REQUEST:
Without the pictures, return each record as it appears.

— Start INFORMATION SHOWN —

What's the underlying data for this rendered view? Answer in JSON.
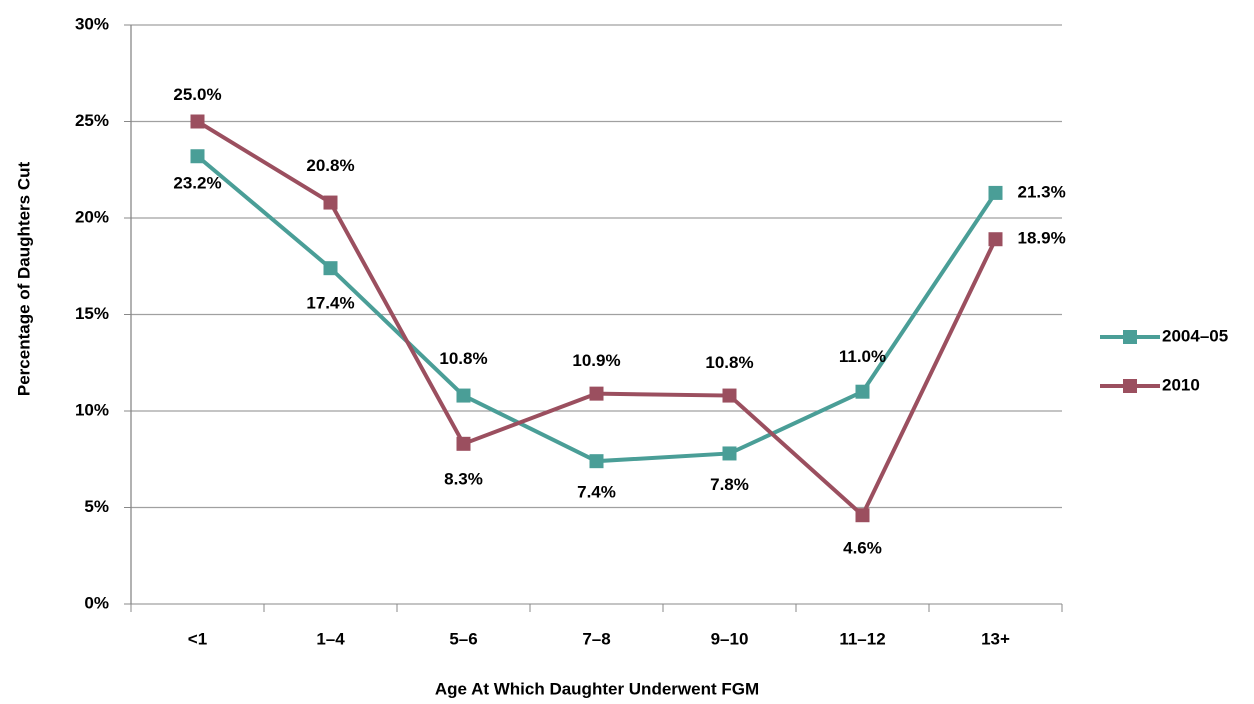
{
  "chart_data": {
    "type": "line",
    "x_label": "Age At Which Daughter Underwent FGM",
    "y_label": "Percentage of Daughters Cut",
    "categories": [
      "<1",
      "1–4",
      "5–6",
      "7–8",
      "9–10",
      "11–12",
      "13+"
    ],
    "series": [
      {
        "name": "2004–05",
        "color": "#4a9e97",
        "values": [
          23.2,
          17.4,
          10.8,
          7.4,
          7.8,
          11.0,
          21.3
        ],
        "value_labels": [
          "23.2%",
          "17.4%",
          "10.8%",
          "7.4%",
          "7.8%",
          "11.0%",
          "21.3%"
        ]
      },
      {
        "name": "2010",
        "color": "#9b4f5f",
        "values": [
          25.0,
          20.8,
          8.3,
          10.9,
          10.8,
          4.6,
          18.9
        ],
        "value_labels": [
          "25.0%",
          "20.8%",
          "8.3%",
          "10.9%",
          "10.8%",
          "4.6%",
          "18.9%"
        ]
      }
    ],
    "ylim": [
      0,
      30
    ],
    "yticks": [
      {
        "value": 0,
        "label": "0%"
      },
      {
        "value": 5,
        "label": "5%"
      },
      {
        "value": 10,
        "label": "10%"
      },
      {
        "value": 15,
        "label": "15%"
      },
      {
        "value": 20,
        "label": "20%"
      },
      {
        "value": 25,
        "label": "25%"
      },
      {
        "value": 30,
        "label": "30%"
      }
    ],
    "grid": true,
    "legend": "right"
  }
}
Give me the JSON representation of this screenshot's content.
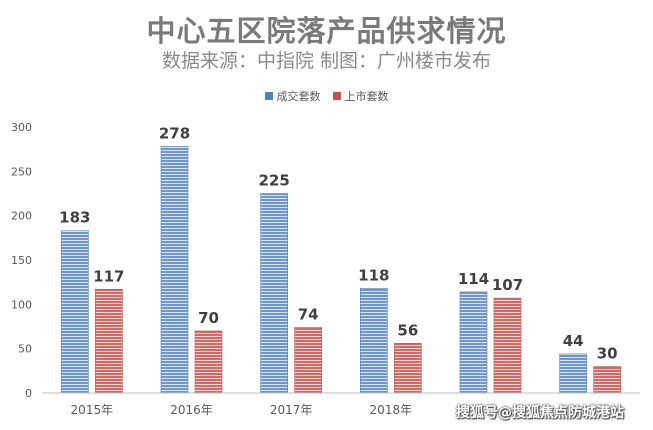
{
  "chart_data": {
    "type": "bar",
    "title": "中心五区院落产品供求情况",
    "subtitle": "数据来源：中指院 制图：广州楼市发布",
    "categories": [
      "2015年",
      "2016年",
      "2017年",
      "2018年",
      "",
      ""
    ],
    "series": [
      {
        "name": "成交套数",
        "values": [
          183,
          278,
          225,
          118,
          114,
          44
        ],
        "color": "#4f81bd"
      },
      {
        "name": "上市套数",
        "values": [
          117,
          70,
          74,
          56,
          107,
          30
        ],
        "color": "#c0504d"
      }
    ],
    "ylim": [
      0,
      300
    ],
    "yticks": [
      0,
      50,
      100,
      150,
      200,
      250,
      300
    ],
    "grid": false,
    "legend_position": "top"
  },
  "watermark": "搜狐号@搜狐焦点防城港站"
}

— End INFORMATION SHOWN —

TASK SOLUTION:
What's the underlying data for this rendered view? Answer in JSON.
{
  "chart_data": {
    "type": "line",
    "x_label": "Age At Which Daughter Underwent FGM",
    "y_label": "Percentage of Daughters Cut",
    "categories": [
      "<1",
      "1–4",
      "5–6",
      "7–8",
      "9–10",
      "11–12",
      "13+"
    ],
    "series": [
      {
        "name": "2004–05",
        "color": "#4a9e97",
        "values": [
          23.2,
          17.4,
          10.8,
          7.4,
          7.8,
          11.0,
          21.3
        ],
        "value_labels": [
          "23.2%",
          "17.4%",
          "10.8%",
          "7.4%",
          "7.8%",
          "11.0%",
          "21.3%"
        ]
      },
      {
        "name": "2010",
        "color": "#9b4f5f",
        "values": [
          25.0,
          20.8,
          8.3,
          10.9,
          10.8,
          4.6,
          18.9
        ],
        "value_labels": [
          "25.0%",
          "20.8%",
          "8.3%",
          "10.9%",
          "10.8%",
          "4.6%",
          "18.9%"
        ]
      }
    ],
    "ylim": [
      0,
      30
    ],
    "yticks": [
      {
        "value": 0,
        "label": "0%"
      },
      {
        "value": 5,
        "label": "5%"
      },
      {
        "value": 10,
        "label": "10%"
      },
      {
        "value": 15,
        "label": "15%"
      },
      {
        "value": 20,
        "label": "20%"
      },
      {
        "value": 25,
        "label": "25%"
      },
      {
        "value": 30,
        "label": "30%"
      }
    ],
    "grid": true,
    "legend": "right"
  }
}
Give me the JSON representation of this screenshot's content.
{
  "chart_data": {
    "type": "bar",
    "title": "中心五区院落产品供求情况",
    "subtitle": "数据来源：中指院 制图：广州楼市发布",
    "categories": [
      "2015年",
      "2016年",
      "2017年",
      "2018年",
      "",
      ""
    ],
    "series": [
      {
        "name": "成交套数",
        "values": [
          183,
          278,
          225,
          118,
          114,
          44
        ],
        "color": "#4f81bd"
      },
      {
        "name": "上市套数",
        "values": [
          117,
          70,
          74,
          56,
          107,
          30
        ],
        "color": "#c0504d"
      }
    ],
    "ylim": [
      0,
      300
    ],
    "yticks": [
      0,
      50,
      100,
      150,
      200,
      250,
      300
    ],
    "grid": false,
    "legend_position": "top"
  },
  "watermark": "搜狐号@搜狐焦点防城港站"
}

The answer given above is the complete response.